[Dataset rows about figures]
**********

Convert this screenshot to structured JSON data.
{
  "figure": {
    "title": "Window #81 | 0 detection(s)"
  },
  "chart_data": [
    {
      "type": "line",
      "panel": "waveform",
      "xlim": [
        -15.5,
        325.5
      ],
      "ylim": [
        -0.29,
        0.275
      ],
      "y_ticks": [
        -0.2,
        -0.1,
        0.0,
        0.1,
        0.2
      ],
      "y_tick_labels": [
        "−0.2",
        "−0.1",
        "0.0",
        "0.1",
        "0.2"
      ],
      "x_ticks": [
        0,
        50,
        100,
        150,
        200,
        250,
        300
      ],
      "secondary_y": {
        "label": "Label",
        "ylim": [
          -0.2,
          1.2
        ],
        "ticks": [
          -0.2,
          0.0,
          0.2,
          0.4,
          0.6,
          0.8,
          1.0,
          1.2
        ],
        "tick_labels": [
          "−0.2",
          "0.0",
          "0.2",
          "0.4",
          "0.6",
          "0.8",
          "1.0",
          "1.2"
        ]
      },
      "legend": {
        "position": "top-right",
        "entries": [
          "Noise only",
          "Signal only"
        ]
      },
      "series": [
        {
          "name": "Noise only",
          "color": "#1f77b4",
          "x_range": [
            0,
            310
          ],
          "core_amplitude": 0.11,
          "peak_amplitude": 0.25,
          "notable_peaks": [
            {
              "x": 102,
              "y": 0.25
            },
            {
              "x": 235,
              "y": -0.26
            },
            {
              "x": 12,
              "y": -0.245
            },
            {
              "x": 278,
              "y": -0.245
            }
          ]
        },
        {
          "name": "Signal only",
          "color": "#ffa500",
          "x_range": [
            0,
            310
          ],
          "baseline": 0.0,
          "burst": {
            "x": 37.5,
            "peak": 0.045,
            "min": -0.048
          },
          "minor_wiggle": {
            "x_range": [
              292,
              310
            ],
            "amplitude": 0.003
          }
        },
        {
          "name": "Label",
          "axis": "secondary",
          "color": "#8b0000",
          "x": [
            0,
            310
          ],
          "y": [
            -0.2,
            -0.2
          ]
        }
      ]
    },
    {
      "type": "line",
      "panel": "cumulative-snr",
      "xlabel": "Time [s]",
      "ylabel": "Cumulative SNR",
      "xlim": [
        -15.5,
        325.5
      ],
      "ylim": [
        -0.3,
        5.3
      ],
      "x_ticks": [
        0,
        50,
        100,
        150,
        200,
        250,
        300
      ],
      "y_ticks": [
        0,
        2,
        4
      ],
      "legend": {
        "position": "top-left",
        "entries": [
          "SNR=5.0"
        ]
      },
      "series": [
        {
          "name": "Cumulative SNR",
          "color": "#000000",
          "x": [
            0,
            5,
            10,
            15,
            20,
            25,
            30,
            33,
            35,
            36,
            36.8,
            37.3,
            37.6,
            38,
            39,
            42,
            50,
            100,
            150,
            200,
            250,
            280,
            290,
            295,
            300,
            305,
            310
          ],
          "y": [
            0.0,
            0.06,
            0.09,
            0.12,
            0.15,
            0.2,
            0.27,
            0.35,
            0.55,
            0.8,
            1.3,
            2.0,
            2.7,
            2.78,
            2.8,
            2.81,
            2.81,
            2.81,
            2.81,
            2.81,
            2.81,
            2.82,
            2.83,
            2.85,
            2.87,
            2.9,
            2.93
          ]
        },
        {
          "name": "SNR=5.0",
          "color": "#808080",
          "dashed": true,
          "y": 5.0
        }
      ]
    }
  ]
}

**********

Stated goal: Report only a number: how many lines in the material above contain the string "name".

Correct answer: 5